Direction >> Copy out every line of the data below word for word.

Available data >>
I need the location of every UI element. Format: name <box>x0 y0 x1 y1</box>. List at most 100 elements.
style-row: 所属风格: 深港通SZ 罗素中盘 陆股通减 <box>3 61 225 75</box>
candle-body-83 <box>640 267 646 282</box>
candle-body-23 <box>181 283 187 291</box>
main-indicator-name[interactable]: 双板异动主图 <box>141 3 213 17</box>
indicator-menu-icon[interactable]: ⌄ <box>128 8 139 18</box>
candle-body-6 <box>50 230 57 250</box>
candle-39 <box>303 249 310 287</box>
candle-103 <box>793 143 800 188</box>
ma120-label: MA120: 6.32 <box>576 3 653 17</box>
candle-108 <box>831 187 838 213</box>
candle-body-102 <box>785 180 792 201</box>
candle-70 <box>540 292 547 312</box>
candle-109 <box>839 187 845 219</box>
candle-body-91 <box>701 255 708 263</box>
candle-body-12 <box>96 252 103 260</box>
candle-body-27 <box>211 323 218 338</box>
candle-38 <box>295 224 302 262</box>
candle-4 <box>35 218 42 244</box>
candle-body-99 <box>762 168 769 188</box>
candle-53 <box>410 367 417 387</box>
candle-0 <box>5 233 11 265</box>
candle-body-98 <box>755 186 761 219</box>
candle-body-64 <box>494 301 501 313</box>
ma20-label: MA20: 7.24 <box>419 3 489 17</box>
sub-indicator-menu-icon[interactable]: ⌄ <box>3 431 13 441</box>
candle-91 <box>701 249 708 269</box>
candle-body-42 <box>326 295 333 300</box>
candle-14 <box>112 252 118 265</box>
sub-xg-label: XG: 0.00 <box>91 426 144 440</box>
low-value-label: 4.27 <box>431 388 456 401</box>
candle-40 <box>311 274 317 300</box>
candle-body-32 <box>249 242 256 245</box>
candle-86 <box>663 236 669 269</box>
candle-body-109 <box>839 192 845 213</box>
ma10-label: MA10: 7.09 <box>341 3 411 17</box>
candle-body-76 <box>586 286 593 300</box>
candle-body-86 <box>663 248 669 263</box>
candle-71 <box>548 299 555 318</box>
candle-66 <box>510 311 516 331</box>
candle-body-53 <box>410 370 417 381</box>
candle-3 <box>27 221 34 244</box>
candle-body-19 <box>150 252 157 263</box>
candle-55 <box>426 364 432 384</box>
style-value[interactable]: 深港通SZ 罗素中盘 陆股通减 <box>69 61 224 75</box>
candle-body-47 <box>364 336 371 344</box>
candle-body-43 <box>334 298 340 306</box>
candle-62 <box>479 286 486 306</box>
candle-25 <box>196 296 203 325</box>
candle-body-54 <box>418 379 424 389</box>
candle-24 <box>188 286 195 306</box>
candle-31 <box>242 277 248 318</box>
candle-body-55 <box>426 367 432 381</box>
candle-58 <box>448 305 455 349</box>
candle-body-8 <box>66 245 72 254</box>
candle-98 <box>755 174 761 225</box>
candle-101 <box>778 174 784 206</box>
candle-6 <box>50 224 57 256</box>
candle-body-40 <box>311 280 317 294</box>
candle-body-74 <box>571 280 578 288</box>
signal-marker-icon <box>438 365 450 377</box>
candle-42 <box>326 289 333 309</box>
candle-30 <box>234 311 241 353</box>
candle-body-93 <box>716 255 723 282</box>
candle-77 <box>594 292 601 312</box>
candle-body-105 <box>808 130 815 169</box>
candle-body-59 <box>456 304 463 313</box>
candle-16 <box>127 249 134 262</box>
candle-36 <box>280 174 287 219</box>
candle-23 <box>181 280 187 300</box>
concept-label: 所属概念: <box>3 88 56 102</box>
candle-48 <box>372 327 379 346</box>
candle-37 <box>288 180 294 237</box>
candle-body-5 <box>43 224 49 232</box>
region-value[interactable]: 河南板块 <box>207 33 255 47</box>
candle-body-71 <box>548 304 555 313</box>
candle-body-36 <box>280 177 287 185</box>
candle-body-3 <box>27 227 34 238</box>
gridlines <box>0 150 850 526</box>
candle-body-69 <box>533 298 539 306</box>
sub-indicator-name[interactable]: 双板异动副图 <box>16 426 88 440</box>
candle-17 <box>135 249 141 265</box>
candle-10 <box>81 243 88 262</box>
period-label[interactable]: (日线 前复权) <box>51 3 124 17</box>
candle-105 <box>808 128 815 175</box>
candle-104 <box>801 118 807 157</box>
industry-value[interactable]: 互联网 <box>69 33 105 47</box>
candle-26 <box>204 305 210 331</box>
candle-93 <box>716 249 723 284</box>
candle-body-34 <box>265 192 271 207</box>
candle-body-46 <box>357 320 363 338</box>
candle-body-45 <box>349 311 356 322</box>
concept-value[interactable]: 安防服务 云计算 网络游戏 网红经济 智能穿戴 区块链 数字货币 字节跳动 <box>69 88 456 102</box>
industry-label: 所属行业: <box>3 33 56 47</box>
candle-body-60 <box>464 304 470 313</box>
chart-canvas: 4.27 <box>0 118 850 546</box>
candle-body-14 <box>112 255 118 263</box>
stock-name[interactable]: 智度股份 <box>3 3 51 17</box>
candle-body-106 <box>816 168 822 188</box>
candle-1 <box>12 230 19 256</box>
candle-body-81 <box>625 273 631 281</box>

Task result >>
I need the location of every UI element. Format: name <box>x0 y0 x1 y1</box>. List at most 100 elements.
style-row: 所属风格: 深港通SZ 罗素中盘 陆股通减 <box>3 61 225 75</box>
candle-body-83 <box>640 267 646 282</box>
candle-body-23 <box>181 283 187 291</box>
main-indicator-name[interactable]: 双板异动主图 <box>141 3 213 17</box>
indicator-menu-icon[interactable]: ⌄ <box>128 8 139 18</box>
candle-body-6 <box>50 230 57 250</box>
candle-39 <box>303 249 310 287</box>
candle-103 <box>793 143 800 188</box>
ma120-label: MA120: 6.32 <box>576 3 653 17</box>
candle-108 <box>831 187 838 213</box>
candle-body-102 <box>785 180 792 201</box>
candle-70 <box>540 292 547 312</box>
candle-109 <box>839 187 845 219</box>
candle-body-91 <box>701 255 708 263</box>
candle-body-12 <box>96 252 103 260</box>
candle-body-27 <box>211 323 218 338</box>
candle-38 <box>295 224 302 262</box>
candle-4 <box>35 218 42 244</box>
candle-body-99 <box>762 168 769 188</box>
candle-53 <box>410 367 417 387</box>
candle-0 <box>5 233 11 265</box>
candle-body-98 <box>755 186 761 219</box>
candle-body-64 <box>494 301 501 313</box>
ma20-label: MA20: 7.24 <box>419 3 489 17</box>
sub-indicator-menu-icon[interactable]: ⌄ <box>3 431 13 441</box>
candle-91 <box>701 249 708 269</box>
candle-body-42 <box>326 295 333 300</box>
candle-14 <box>112 252 118 265</box>
sub-xg-label: XG: 0.00 <box>91 426 144 440</box>
low-value-label: 4.27 <box>431 388 456 401</box>
candle-40 <box>311 274 317 300</box>
candle-body-32 <box>249 242 256 245</box>
candle-86 <box>663 236 669 269</box>
candle-body-109 <box>839 192 845 213</box>
ma10-label: MA10: 7.09 <box>341 3 411 17</box>
candle-body-76 <box>586 286 593 300</box>
candle-body-86 <box>663 248 669 263</box>
candle-71 <box>548 299 555 318</box>
candle-66 <box>510 311 516 331</box>
candle-body-53 <box>410 370 417 381</box>
candle-3 <box>27 221 34 244</box>
candle-body-19 <box>150 252 157 263</box>
candle-55 <box>426 364 432 384</box>
style-value[interactable]: 深港通SZ 罗素中盘 陆股通减 <box>69 61 224 75</box>
candle-body-47 <box>364 336 371 344</box>
candle-body-43 <box>334 298 340 306</box>
candle-62 <box>479 286 486 306</box>
candle-25 <box>196 296 203 325</box>
candle-body-54 <box>418 379 424 389</box>
candle-24 <box>188 286 195 306</box>
candle-31 <box>242 277 248 318</box>
candle-body-55 <box>426 367 432 381</box>
candle-58 <box>448 305 455 349</box>
candle-body-8 <box>66 245 72 254</box>
candle-98 <box>755 174 761 225</box>
candle-101 <box>778 174 784 206</box>
candle-6 <box>50 224 57 256</box>
candle-body-40 <box>311 280 317 294</box>
candle-body-74 <box>571 280 578 288</box>
signal-marker-icon <box>438 365 450 377</box>
candle-42 <box>326 289 333 309</box>
candle-30 <box>234 311 241 353</box>
candle-body-93 <box>716 255 723 282</box>
candle-77 <box>594 292 601 312</box>
candle-body-105 <box>808 130 815 169</box>
candle-body-59 <box>456 304 463 313</box>
candle-16 <box>127 249 134 262</box>
candle-36 <box>280 174 287 219</box>
candle-23 <box>181 280 187 300</box>
concept-label: 所属概念: <box>3 88 56 102</box>
candle-48 <box>372 327 379 346</box>
candle-37 <box>288 180 294 237</box>
candle-body-5 <box>43 224 49 232</box>
region-value[interactable]: 河南板块 <box>207 33 255 47</box>
candle-body-71 <box>548 304 555 313</box>
candle-body-36 <box>280 177 287 185</box>
candle-body-3 <box>27 227 34 238</box>
gridlines <box>0 150 850 526</box>
candle-body-69 <box>533 298 539 306</box>
sub-indicator-name[interactable]: 双板异动副图 <box>16 426 88 440</box>
candle-17 <box>135 249 141 265</box>
candle-10 <box>81 243 88 262</box>
period-label[interactable]: (日线 前复权) <box>51 3 124 17</box>
candle-105 <box>808 128 815 175</box>
candle-104 <box>801 118 807 157</box>
industry-value[interactable]: 互联网 <box>69 33 105 47</box>
candle-26 <box>204 305 210 331</box>
candle-93 <box>716 249 723 284</box>
candle-body-34 <box>265 192 271 207</box>
candle-body-46 <box>357 320 363 338</box>
candle-body-45 <box>349 311 356 322</box>
concept-value[interactable]: 安防服务 云计算 网络游戏 网红经济 智能穿戴 区块链 数字货币 字节跳动 <box>69 88 456 102</box>
industry-label: 所属行业: <box>3 33 56 47</box>
candle-body-60 <box>464 304 470 313</box>
chart-canvas: 4.27 <box>0 118 850 546</box>
candle-body-14 <box>112 255 118 263</box>
stock-name[interactable]: 智度股份 <box>3 3 51 17</box>
candle-body-106 <box>816 168 822 188</box>
candle-1 <box>12 230 19 256</box>
candle-body-81 <box>625 273 631 281</box>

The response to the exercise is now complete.